Please copy every line of the records below word for word, leaving out the pictures.

*****

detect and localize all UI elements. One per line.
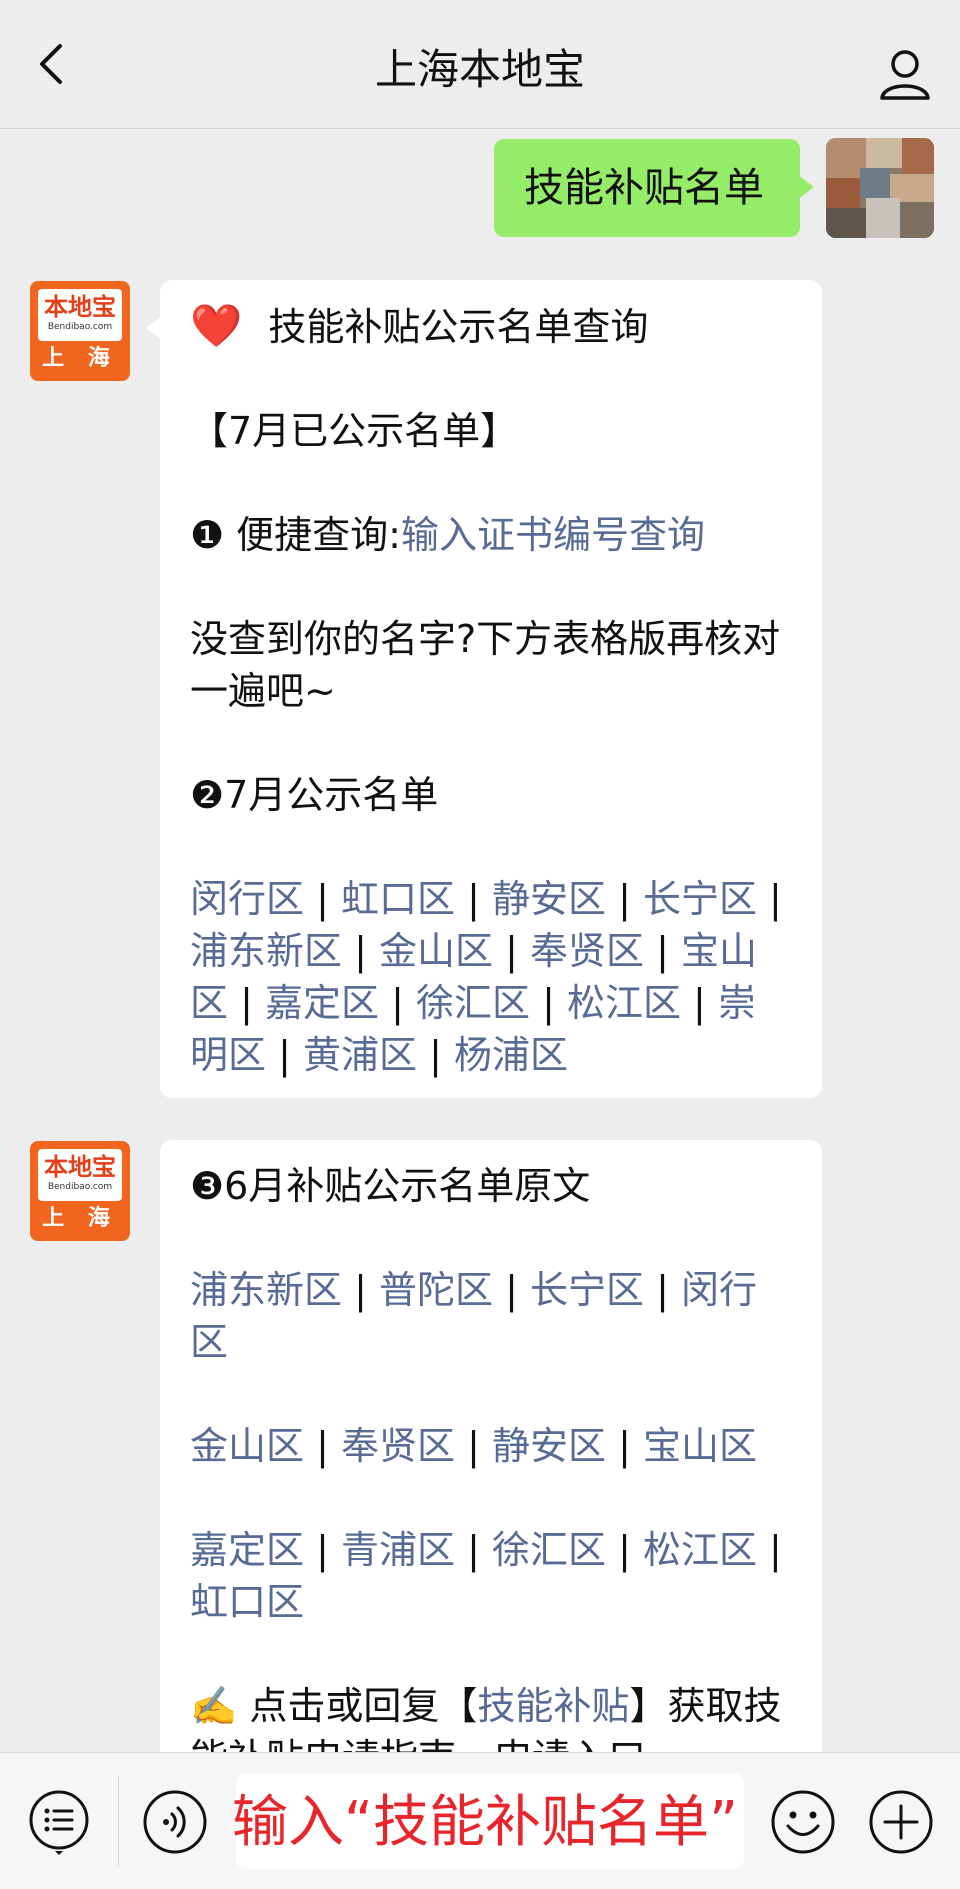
certificate-query-link[interactable]: 输入证书编号查询 <box>401 513 705 557</box>
district-links: 金山区 | 奉贤区 | 静安区 | 宝山区 <box>190 1424 757 1468</box>
district-link[interactable]: 虹口区 <box>190 1580 304 1624</box>
district-link[interactable]: 徐汇区 <box>416 981 530 1025</box>
message-title: 技能补贴公示名单查询 <box>268 305 649 349</box>
district-link[interactable]: 静安区 <box>492 877 606 921</box>
divider <box>118 1775 119 1867</box>
skill-subsidy-link[interactable]: 技能补贴 <box>477 1684 629 1728</box>
district-link[interactable]: 松江区 <box>567 981 681 1025</box>
district-link[interactable]: 松江区 <box>643 1528 757 1572</box>
quick-query-line: ❶ 便捷查询:输入证书编号查询 <box>190 509 792 561</box>
logo-site: Bendibao.com <box>47 322 113 332</box>
writing-hand-icon: ✍️ <box>190 1684 238 1728</box>
district-link[interactable]: 浦东新区 <box>190 929 342 973</box>
bot-message-bubble: ❸6月补贴公示名单原文 浦东新区 | 普陀区 | 长宁区 | 闵行区 金山区 |… <box>160 1140 822 1780</box>
district-link[interactable]: 浦东新区 <box>190 1268 342 1312</box>
district-link[interactable]: 奉贤区 <box>341 1424 455 1468</box>
district-link[interactable]: 徐汇区 <box>492 1528 606 1572</box>
district-link[interactable]: 长宁区 <box>643 877 757 921</box>
section-heading: 【7月已公示名单】 <box>190 409 519 453</box>
logo-badge: 本地宝 Bendibao.com <box>38 289 122 341</box>
user-message-bubble[interactable]: 技能补贴名单 <box>494 139 814 237</box>
logo-brand: 本地宝 <box>44 293 116 321</box>
input-overlay-text: 输入“技能补贴名单” <box>232 1790 739 1855</box>
user-avatar-image <box>826 138 934 238</box>
tip-text: 点击或回复【 <box>237 1684 478 1728</box>
heart-icon: ❤️ <box>190 301 243 350</box>
district-link[interactable]: 闵行区 <box>190 877 304 921</box>
district-link[interactable]: 虹口区 <box>341 877 455 921</box>
chat-title: 上海本地宝 <box>374 45 585 94</box>
bot-avatar[interactable]: 本地宝 Bendibao.com 上 海 <box>30 1141 130 1241</box>
district-link[interactable]: 杨浦区 <box>454 1033 568 1077</box>
top-bar: 上海本地宝 <box>0 0 960 129</box>
district-link[interactable]: 嘉定区 <box>190 1528 304 1572</box>
district-link[interactable]: 普陀区 <box>379 1268 493 1312</box>
district-links: 浦东新区 | 普陀区 | 长宁区 | 闵行区 <box>190 1268 757 1364</box>
bottom-input-bar: 输入“技能补贴名单” <box>0 1752 960 1889</box>
district-link[interactable]: 黄浦区 <box>303 1033 417 1077</box>
message-title-line: ❤️ 技能补贴公示名单查询 <box>190 300 792 353</box>
logo-city: 上 海 <box>42 346 118 371</box>
logo-site: Bendibao.com <box>47 1182 113 1192</box>
logo-city: 上 海 <box>42 1206 118 1231</box>
user-message-text: 技能补贴名单 <box>524 165 764 211</box>
voice-icon[interactable] <box>142 1789 208 1855</box>
district-link[interactable]: 奉贤区 <box>530 929 644 973</box>
district-links: 嘉定区 | 青浦区 | 徐汇区 | 松江区 | 虹口区 <box>190 1528 782 1624</box>
bot-avatar[interactable]: 本地宝 Bendibao.com 上 海 <box>30 281 130 381</box>
district-link[interactable]: 青浦区 <box>341 1528 455 1572</box>
district-link[interactable]: 金山区 <box>190 1424 304 1468</box>
not-found-text: 没查到你的名字?下方表格版再核对一遍吧~ <box>190 617 781 713</box>
district-link[interactable]: 金山区 <box>379 929 493 973</box>
district-link[interactable]: 长宁区 <box>530 1268 644 1312</box>
district-link[interactable]: 宝山区 <box>643 1424 757 1468</box>
section-heading: ❸6月补贴公示名单原文 <box>190 1164 591 1208</box>
bot-message-bubble: ❤️ 技能补贴公示名单查询 【7月已公示名单】 ❶ 便捷查询:输入证书编号查询 … <box>146 280 822 1098</box>
smiley-icon[interactable] <box>770 1789 836 1855</box>
district-link[interactable]: 静安区 <box>492 1424 606 1468</box>
section-heading: ❷7月公示名单 <box>190 773 439 817</box>
person-icon[interactable] <box>872 42 938 108</box>
district-links: 闵行区 | 虹口区 | 静安区 | 长宁区 | 浦东新区 | 金山区 | 奉贤区… <box>190 877 782 1077</box>
menu-list-icon[interactable] <box>26 1789 92 1855</box>
quick-query-label: ❶ 便捷查询: <box>190 513 401 557</box>
district-link[interactable]: 嘉定区 <box>265 981 379 1025</box>
logo-brand: 本地宝 <box>44 1153 116 1181</box>
user-avatar[interactable] <box>826 138 934 238</box>
plus-icon[interactable] <box>868 1789 934 1855</box>
logo-badge: 本地宝 Bendibao.com <box>38 1149 122 1201</box>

*****

### PROBLEM SOLUTION
detect and localize all UI elements. One per line.
certificate-query-link[interactable]: 输入证书编号查询 <box>401 513 705 557</box>
district-links: 金山区 | 奉贤区 | 静安区 | 宝山区 <box>190 1424 757 1468</box>
district-link[interactable]: 虹口区 <box>190 1580 304 1624</box>
district-link[interactable]: 徐汇区 <box>416 981 530 1025</box>
message-title: 技能补贴公示名单查询 <box>268 305 649 349</box>
district-link[interactable]: 静安区 <box>492 877 606 921</box>
divider <box>118 1775 119 1867</box>
skill-subsidy-link[interactable]: 技能补贴 <box>477 1684 629 1728</box>
district-link[interactable]: 松江区 <box>567 981 681 1025</box>
district-link[interactable]: 松江区 <box>643 1528 757 1572</box>
quick-query-line: ❶ 便捷查询:输入证书编号查询 <box>190 509 792 561</box>
logo-site: Bendibao.com <box>47 322 113 332</box>
writing-hand-icon: ✍️ <box>190 1684 238 1728</box>
district-link[interactable]: 浦东新区 <box>190 929 342 973</box>
bot-message-bubble: ❸6月补贴公示名单原文 浦东新区 | 普陀区 | 长宁区 | 闵行区 金山区 |… <box>160 1140 822 1780</box>
district-link[interactable]: 浦东新区 <box>190 1268 342 1312</box>
district-link[interactable]: 奉贤区 <box>341 1424 455 1468</box>
district-link[interactable]: 徐汇区 <box>492 1528 606 1572</box>
district-link[interactable]: 长宁区 <box>643 877 757 921</box>
section-heading: 【7月已公示名单】 <box>190 409 519 453</box>
logo-badge: 本地宝 Bendibao.com <box>38 289 122 341</box>
user-message-bubble[interactable]: 技能补贴名单 <box>494 139 814 237</box>
logo-brand: 本地宝 <box>44 293 116 321</box>
input-overlay-text: 输入“技能补贴名单” <box>232 1790 739 1855</box>
user-avatar-image <box>826 138 934 238</box>
tip-text: 点击或回复【 <box>237 1684 478 1728</box>
heart-icon: ❤️ <box>190 301 243 350</box>
district-link[interactable]: 闵行区 <box>190 877 304 921</box>
district-link[interactable]: 虹口区 <box>341 877 455 921</box>
chat-title: 上海本地宝 <box>374 45 585 94</box>
bot-avatar[interactable]: 本地宝 Bendibao.com 上 海 <box>30 1141 130 1241</box>
district-link[interactable]: 杨浦区 <box>454 1033 568 1077</box>
top-bar: 上海本地宝 <box>0 0 960 129</box>
district-link[interactable]: 嘉定区 <box>190 1528 304 1572</box>
district-link[interactable]: 普陀区 <box>379 1268 493 1312</box>
district-links: 浦东新区 | 普陀区 | 长宁区 | 闵行区 <box>190 1268 757 1364</box>
bottom-input-bar: 输入“技能补贴名单” <box>0 1752 960 1889</box>
district-link[interactable]: 黄浦区 <box>303 1033 417 1077</box>
message-title-line: ❤️ 技能补贴公示名单查询 <box>190 300 792 353</box>
logo-city: 上 海 <box>42 346 118 371</box>
logo-site: Bendibao.com <box>47 1182 113 1192</box>
logo-city: 上 海 <box>42 1206 118 1231</box>
user-message-text: 技能补贴名单 <box>524 165 764 211</box>
voice-icon[interactable] <box>142 1789 208 1855</box>
district-link[interactable]: 奉贤区 <box>530 929 644 973</box>
district-links: 嘉定区 | 青浦区 | 徐汇区 | 松江区 | 虹口区 <box>190 1528 782 1624</box>
bot-avatar[interactable]: 本地宝 Bendibao.com 上 海 <box>30 281 130 381</box>
district-link[interactable]: 青浦区 <box>341 1528 455 1572</box>
district-link[interactable]: 金山区 <box>190 1424 304 1468</box>
not-found-text: 没查到你的名字?下方表格版再核对一遍吧~ <box>190 617 781 713</box>
district-link[interactable]: 金山区 <box>379 929 493 973</box>
district-link[interactable]: 长宁区 <box>530 1268 644 1312</box>
district-link[interactable]: 宝山区 <box>643 1424 757 1468</box>
section-heading: ❸6月补贴公示名单原文 <box>190 1164 591 1208</box>
bot-message-bubble: ❤️ 技能补贴公示名单查询 【7月已公示名单】 ❶ 便捷查询:输入证书编号查询 … <box>146 280 822 1098</box>
smiley-icon[interactable] <box>770 1789 836 1855</box>
district-link[interactable]: 静安区 <box>492 1424 606 1468</box>
section-heading: ❷7月公示名单 <box>190 773 439 817</box>
person-icon[interactable] <box>872 42 938 108</box>
district-links: 闵行区 | 虹口区 | 静安区 | 长宁区 | 浦东新区 | 金山区 | 奉贤区… <box>190 877 782 1077</box>
menu-list-icon[interactable] <box>26 1789 92 1855</box>
quick-query-label: ❶ 便捷查询: <box>190 513 401 557</box>
district-link[interactable]: 嘉定区 <box>265 981 379 1025</box>
logo-brand: 本地宝 <box>44 1153 116 1181</box>
user-avatar[interactable] <box>826 138 934 238</box>
plus-icon[interactable] <box>868 1789 934 1855</box>
logo-badge: 本地宝 Bendibao.com <box>38 1149 122 1201</box>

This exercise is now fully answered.